# What the task requires:
Wherever the string "this" appears, copy the whole line.

***** Dataset content *****

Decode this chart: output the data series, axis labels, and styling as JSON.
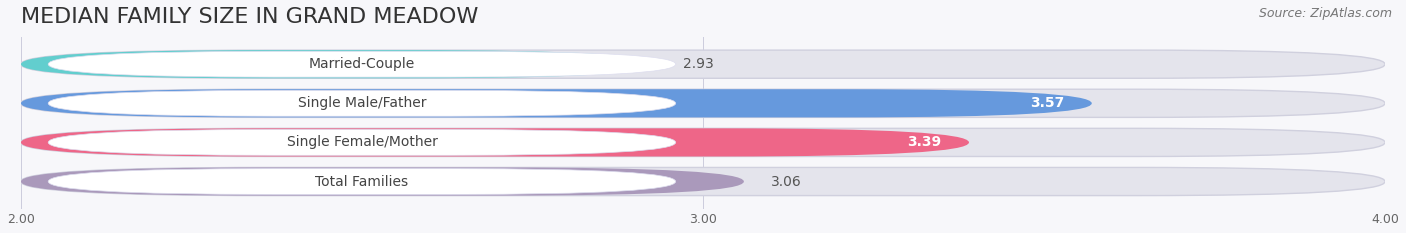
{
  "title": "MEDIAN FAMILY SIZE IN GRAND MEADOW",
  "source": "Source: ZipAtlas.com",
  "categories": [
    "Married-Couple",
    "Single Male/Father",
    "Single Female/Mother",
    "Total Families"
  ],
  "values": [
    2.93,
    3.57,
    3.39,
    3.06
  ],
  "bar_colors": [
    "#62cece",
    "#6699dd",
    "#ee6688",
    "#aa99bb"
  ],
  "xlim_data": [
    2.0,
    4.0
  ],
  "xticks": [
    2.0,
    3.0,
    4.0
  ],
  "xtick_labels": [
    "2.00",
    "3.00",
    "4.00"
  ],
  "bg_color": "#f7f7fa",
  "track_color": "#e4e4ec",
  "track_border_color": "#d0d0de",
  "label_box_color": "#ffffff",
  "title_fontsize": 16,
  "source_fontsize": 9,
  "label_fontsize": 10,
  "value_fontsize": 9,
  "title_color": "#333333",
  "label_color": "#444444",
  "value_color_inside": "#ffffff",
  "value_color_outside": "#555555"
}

*****
***** Dataset content *****

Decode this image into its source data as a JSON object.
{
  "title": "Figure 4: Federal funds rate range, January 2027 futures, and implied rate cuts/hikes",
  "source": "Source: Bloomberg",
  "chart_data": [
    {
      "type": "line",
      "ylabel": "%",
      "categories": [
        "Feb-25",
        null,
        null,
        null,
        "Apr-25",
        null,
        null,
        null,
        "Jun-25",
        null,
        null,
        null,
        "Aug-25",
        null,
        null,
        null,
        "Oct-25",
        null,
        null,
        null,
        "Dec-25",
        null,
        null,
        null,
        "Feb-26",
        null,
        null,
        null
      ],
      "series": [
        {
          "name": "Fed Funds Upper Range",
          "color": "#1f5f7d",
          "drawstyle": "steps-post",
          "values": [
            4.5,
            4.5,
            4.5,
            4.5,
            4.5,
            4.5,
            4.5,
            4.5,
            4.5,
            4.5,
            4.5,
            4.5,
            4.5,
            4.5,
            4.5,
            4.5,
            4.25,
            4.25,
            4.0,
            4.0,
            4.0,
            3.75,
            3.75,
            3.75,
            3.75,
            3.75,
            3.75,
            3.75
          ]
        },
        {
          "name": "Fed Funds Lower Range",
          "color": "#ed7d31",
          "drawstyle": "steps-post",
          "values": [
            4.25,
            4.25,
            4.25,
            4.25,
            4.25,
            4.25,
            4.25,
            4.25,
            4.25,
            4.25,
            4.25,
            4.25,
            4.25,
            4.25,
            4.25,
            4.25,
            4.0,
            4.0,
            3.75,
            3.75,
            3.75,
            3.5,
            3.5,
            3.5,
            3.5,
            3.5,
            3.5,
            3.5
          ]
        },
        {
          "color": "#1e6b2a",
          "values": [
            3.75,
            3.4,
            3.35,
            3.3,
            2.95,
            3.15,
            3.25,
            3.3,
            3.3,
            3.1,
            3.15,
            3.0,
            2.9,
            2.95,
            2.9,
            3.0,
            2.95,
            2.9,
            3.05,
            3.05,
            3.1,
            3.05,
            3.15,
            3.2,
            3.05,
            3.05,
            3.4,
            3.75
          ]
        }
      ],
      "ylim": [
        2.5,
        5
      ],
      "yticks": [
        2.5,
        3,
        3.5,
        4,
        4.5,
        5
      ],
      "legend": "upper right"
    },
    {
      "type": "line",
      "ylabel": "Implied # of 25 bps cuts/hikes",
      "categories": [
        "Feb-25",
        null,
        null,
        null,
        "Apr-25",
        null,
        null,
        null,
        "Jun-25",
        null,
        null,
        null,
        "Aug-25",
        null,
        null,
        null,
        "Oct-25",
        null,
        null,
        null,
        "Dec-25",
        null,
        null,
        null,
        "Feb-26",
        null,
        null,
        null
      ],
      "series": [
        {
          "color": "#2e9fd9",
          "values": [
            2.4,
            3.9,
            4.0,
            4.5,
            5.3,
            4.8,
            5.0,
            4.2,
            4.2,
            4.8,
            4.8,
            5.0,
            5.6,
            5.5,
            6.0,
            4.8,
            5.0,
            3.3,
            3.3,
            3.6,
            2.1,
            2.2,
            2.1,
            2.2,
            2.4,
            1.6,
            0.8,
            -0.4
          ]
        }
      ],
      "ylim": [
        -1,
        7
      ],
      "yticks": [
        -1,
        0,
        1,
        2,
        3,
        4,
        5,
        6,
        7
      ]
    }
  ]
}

*****

# Reply:
Decode this chart: output the data series, axis labels, and styling as JSON.
Decode this image into its source data as a JSON object.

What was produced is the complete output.